**WHAT TO WORK ON**. Write only the number of lines holding the string "screenshot".

[Data records]
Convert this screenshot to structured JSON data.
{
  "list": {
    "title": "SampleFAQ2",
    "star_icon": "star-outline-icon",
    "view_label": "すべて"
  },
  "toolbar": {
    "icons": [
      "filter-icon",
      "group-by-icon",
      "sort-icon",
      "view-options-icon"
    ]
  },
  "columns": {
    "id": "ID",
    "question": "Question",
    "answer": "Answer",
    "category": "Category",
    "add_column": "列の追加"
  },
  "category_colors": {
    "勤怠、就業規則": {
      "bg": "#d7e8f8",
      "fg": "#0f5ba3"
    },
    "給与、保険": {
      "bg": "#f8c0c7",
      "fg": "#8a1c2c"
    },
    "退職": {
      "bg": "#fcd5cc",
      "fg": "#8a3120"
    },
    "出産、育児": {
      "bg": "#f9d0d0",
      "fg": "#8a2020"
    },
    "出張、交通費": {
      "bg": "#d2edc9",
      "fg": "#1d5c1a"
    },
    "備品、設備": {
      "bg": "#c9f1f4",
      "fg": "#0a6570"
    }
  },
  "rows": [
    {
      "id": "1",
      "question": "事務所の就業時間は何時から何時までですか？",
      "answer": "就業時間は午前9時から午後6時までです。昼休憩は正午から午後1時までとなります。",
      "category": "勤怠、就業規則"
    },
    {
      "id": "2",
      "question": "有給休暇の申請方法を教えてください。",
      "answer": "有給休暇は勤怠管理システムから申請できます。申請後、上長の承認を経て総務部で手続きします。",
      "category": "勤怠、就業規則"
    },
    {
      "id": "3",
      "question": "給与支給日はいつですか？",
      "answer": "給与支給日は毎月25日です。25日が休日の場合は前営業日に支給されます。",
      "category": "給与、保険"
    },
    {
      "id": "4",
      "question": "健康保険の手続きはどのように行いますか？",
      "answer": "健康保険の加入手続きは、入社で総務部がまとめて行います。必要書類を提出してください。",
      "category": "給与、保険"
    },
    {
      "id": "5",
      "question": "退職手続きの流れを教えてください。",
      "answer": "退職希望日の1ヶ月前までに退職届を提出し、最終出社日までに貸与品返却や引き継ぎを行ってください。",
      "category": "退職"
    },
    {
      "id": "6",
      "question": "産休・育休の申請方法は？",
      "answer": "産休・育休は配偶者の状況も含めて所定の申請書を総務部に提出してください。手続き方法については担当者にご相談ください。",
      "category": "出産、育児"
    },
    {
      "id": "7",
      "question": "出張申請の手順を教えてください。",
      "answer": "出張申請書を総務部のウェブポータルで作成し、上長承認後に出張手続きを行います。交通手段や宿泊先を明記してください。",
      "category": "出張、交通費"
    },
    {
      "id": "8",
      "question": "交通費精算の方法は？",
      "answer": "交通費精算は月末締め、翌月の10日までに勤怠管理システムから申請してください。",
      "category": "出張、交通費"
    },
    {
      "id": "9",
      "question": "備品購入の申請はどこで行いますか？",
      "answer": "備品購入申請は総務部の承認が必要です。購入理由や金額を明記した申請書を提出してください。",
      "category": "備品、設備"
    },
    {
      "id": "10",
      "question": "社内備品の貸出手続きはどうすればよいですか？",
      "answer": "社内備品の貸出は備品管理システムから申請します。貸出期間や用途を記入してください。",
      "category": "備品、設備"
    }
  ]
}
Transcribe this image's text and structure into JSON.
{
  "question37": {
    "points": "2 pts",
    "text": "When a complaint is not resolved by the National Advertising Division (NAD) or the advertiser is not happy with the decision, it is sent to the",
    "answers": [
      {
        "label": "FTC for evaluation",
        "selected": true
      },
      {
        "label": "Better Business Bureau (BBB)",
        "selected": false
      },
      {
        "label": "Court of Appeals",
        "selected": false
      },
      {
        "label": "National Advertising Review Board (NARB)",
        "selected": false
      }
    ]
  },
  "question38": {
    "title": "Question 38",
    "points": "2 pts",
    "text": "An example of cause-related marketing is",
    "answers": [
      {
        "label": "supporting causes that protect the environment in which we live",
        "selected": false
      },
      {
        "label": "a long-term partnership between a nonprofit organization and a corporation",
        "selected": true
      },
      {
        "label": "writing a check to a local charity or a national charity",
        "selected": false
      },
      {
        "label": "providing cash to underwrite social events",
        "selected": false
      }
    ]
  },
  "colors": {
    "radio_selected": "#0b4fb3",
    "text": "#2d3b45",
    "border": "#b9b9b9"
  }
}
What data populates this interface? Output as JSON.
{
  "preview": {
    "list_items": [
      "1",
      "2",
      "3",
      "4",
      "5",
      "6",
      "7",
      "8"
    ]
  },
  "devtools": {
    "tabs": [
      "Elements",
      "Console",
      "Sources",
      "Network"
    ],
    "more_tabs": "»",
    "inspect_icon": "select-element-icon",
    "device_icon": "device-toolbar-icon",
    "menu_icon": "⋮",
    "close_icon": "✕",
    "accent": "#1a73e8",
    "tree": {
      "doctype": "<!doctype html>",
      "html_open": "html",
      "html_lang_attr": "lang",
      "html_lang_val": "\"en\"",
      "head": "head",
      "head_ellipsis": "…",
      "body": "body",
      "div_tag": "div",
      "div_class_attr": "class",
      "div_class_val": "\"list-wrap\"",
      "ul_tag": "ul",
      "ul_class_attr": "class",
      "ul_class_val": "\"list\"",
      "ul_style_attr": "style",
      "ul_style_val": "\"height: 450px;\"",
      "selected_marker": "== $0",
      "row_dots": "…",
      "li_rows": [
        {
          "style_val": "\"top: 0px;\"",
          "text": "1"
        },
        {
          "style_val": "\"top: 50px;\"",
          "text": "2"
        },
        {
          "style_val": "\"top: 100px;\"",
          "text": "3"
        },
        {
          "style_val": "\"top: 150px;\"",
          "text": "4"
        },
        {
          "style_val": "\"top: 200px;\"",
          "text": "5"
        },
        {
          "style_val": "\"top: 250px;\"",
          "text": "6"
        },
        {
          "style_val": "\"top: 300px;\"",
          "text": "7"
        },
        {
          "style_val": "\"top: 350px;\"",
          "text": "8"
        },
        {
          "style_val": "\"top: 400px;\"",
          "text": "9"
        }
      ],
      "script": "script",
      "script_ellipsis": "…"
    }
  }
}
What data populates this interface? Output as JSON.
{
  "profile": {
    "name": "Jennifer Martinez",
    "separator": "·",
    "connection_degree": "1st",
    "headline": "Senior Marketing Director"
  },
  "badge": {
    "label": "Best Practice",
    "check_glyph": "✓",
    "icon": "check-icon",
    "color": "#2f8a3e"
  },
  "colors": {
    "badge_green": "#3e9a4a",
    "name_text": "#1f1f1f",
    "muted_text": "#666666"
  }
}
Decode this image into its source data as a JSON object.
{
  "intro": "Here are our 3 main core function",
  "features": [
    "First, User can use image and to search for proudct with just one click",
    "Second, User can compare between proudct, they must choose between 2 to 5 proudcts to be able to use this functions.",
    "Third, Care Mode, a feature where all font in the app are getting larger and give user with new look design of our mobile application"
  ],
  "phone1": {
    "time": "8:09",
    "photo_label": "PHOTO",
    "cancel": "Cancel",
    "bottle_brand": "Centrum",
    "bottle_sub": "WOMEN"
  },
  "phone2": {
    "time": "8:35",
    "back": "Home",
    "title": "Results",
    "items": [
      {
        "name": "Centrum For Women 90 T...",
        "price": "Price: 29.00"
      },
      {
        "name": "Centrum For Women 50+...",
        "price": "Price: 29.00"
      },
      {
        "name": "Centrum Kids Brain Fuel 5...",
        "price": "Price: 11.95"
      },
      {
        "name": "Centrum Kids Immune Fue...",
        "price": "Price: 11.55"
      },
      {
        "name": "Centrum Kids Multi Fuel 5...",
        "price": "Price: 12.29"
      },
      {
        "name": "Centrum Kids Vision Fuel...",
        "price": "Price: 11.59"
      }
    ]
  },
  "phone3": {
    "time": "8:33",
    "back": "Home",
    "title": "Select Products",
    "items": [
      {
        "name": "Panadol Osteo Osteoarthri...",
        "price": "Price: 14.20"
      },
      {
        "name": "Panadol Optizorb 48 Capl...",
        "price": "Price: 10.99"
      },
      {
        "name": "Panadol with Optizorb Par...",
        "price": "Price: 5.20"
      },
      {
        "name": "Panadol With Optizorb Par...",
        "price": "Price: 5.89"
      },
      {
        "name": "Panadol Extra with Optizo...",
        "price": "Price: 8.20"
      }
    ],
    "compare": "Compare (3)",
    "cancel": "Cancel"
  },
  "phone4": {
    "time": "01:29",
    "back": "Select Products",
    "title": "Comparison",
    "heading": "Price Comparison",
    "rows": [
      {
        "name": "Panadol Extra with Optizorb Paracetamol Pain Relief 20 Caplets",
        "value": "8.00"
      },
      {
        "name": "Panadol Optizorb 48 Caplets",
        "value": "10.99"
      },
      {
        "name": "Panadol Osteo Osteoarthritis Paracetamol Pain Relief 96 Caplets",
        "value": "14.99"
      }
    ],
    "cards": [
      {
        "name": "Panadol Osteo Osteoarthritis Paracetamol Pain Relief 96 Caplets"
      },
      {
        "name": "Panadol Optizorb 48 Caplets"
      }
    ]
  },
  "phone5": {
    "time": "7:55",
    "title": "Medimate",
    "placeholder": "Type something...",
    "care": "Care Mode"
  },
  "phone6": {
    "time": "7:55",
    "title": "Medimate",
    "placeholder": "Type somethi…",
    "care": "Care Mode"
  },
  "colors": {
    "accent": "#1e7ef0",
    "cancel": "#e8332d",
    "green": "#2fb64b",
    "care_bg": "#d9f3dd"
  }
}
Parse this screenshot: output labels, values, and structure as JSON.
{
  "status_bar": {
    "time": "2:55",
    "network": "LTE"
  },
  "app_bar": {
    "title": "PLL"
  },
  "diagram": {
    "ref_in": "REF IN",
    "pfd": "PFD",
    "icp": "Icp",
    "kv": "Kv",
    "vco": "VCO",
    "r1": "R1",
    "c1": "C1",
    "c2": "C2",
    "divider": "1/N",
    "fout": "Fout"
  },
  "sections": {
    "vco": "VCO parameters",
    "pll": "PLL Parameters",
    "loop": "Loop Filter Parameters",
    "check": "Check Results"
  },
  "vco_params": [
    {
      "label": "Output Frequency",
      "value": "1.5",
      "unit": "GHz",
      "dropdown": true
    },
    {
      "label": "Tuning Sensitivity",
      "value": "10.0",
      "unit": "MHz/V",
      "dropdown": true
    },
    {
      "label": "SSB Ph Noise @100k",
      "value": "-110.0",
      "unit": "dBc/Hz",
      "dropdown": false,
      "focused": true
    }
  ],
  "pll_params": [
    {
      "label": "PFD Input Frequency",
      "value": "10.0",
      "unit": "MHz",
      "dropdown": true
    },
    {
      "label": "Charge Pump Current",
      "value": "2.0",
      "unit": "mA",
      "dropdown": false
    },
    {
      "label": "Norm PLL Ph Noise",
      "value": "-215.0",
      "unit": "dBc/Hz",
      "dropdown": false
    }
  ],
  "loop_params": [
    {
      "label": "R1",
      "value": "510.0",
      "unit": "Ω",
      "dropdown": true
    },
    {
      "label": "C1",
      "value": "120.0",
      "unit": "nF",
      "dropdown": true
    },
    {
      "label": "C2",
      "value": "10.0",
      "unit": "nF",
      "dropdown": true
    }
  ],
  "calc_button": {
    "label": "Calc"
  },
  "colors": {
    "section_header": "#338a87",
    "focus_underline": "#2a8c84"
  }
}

**FULL OUTPUT**. 2